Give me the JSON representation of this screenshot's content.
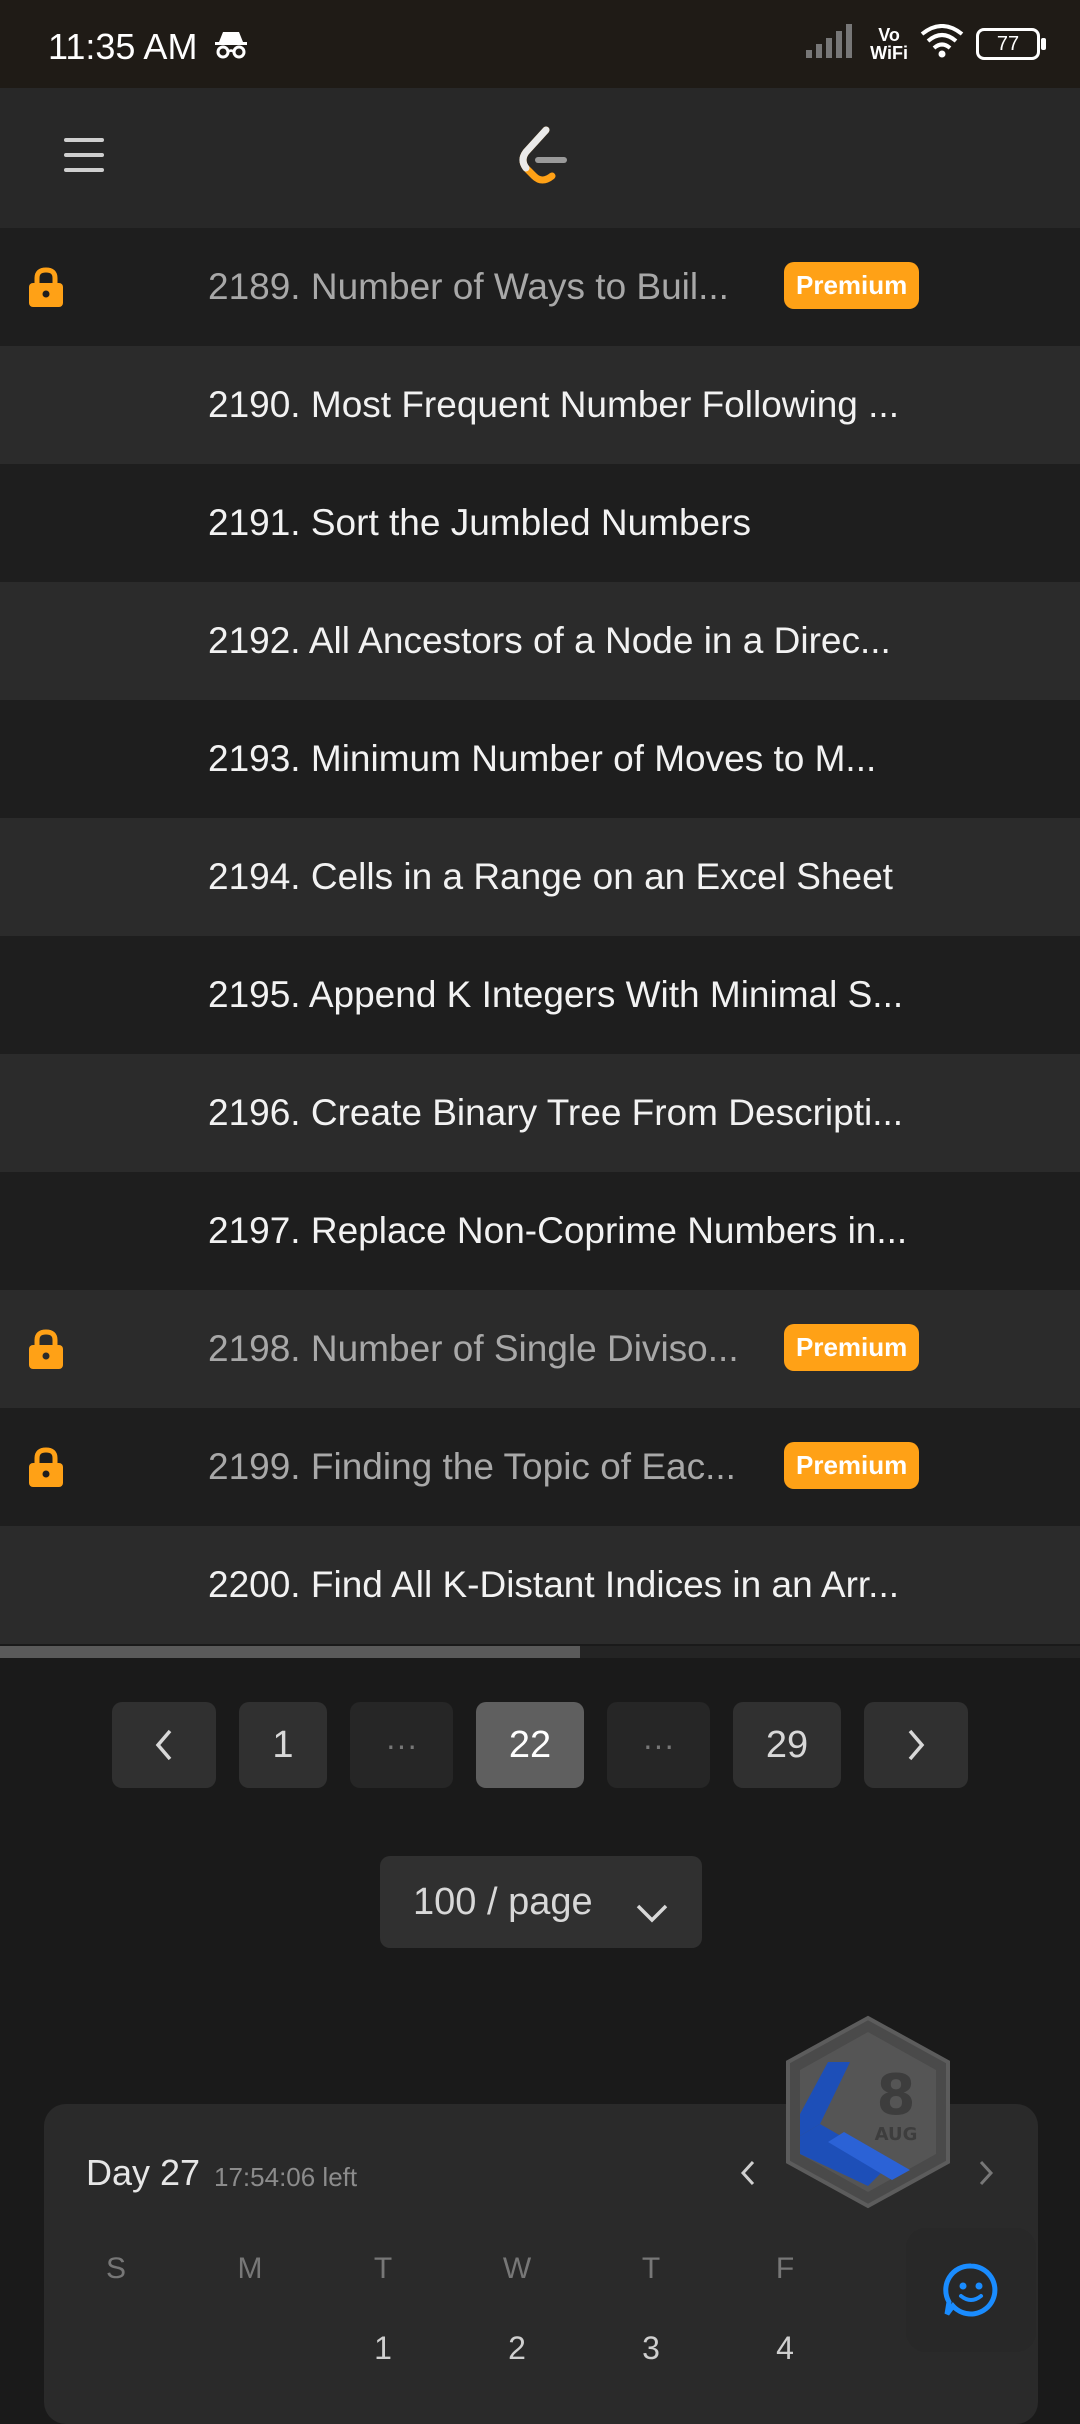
{
  "status": {
    "time": "11:35 AM",
    "vowifi_top": "Vo",
    "vowifi_bottom": "WiFi",
    "battery": "77"
  },
  "problems": [
    {
      "title": "2189. Number of Ways to Buil...",
      "locked": true,
      "badge": "Premium"
    },
    {
      "title": "2190. Most Frequent Number Following ...",
      "locked": false
    },
    {
      "title": "2191. Sort the Jumbled Numbers",
      "locked": false
    },
    {
      "title": "2192. All Ancestors of a Node in a Direc...",
      "locked": false
    },
    {
      "title": "2193. Minimum Number of Moves to M...",
      "locked": false
    },
    {
      "title": "2194. Cells in a Range on an Excel Sheet",
      "locked": false
    },
    {
      "title": "2195. Append K Integers With Minimal S...",
      "locked": false
    },
    {
      "title": "2196. Create Binary Tree From Descripti...",
      "locked": false
    },
    {
      "title": "2197. Replace Non-Coprime Numbers in...",
      "locked": false
    },
    {
      "title": "2198. Number of Single Diviso...",
      "locked": true,
      "badge": "Premium"
    },
    {
      "title": "2199. Finding the Topic of Eac...",
      "locked": true,
      "badge": "Premium"
    },
    {
      "title": "2200. Find All K-Distant Indices in an Arr...",
      "locked": false
    }
  ],
  "pagination": {
    "first": "1",
    "ellipsis": "···",
    "current": "22",
    "last": "29"
  },
  "page_size": "100 / page",
  "calendar": {
    "day": "Day 27",
    "time_left": "17:54:06 left",
    "badge_day": "8",
    "badge_month": "AUG",
    "weekdays": [
      "S",
      "M",
      "T",
      "W",
      "T",
      "F"
    ],
    "dates": [
      "1",
      "2",
      "3",
      "4"
    ]
  },
  "colors": {
    "accent": "#ffa116",
    "chat_icon": "#1a8cff",
    "badge_blue": "#1d4fb8"
  }
}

> ACTIVITY: Give back all the data exactly, minus pictures.

> OUTPUT OF THE EXERCISE:
Give me the JSON representation of this screenshot's content.
{
  "status": {
    "time": "11:35 AM",
    "vowifi_top": "Vo",
    "vowifi_bottom": "WiFi",
    "battery": "77"
  },
  "problems": [
    {
      "title": "2189. Number of Ways to Buil...",
      "locked": true,
      "badge": "Premium"
    },
    {
      "title": "2190. Most Frequent Number Following ...",
      "locked": false
    },
    {
      "title": "2191. Sort the Jumbled Numbers",
      "locked": false
    },
    {
      "title": "2192. All Ancestors of a Node in a Direc...",
      "locked": false
    },
    {
      "title": "2193. Minimum Number of Moves to M...",
      "locked": false
    },
    {
      "title": "2194. Cells in a Range on an Excel Sheet",
      "locked": false
    },
    {
      "title": "2195. Append K Integers With Minimal S...",
      "locked": false
    },
    {
      "title": "2196. Create Binary Tree From Descripti...",
      "locked": false
    },
    {
      "title": "2197. Replace Non-Coprime Numbers in...",
      "locked": false
    },
    {
      "title": "2198. Number of Single Diviso...",
      "locked": true,
      "badge": "Premium"
    },
    {
      "title": "2199. Finding the Topic of Eac...",
      "locked": true,
      "badge": "Premium"
    },
    {
      "title": "2200. Find All K-Distant Indices in an Arr...",
      "locked": false
    }
  ],
  "pagination": {
    "first": "1",
    "ellipsis": "···",
    "current": "22",
    "last": "29"
  },
  "page_size": "100 / page",
  "calendar": {
    "day": "Day 27",
    "time_left": "17:54:06 left",
    "badge_day": "8",
    "badge_month": "AUG",
    "weekdays": [
      "S",
      "M",
      "T",
      "W",
      "T",
      "F"
    ],
    "dates": [
      "1",
      "2",
      "3",
      "4"
    ]
  },
  "colors": {
    "accent": "#ffa116",
    "chat_icon": "#1a8cff",
    "badge_blue": "#1d4fb8"
  }
}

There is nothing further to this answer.